WHAT YOU HAVE TO DO:
Without omitting anything, retype the data that follows.

PROVIDED ENTRIES:
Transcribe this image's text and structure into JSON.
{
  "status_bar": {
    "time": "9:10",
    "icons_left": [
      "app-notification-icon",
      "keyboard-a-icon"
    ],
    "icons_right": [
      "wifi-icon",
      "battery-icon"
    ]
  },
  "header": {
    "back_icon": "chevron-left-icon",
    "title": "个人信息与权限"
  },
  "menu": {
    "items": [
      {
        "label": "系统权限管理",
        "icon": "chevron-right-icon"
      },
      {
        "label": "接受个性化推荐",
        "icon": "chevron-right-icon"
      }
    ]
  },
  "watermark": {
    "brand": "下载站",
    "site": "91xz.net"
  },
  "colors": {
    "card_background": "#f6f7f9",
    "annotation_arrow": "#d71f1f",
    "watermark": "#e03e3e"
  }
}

SOLUTION TO THIS PROBLEM:
Transcribe this image's text and structure into JSON.
{
  "status_bar": {
    "time": "9:10",
    "icons_left": [
      "app-notification-icon",
      "keyboard-a-icon"
    ],
    "icons_right": [
      "wifi-icon",
      "battery-icon"
    ]
  },
  "header": {
    "back_icon": "chevron-left-icon",
    "title": "个人信息与权限"
  },
  "menu": {
    "items": [
      {
        "label": "系统权限管理",
        "icon": "chevron-right-icon"
      },
      {
        "label": "接受个性化推荐",
        "icon": "chevron-right-icon"
      }
    ]
  },
  "watermark": {
    "brand": "下载站",
    "site": "91xz.net"
  },
  "colors": {
    "card_background": "#f6f7f9",
    "annotation_arrow": "#d71f1f",
    "watermark": "#e03e3e"
  }
}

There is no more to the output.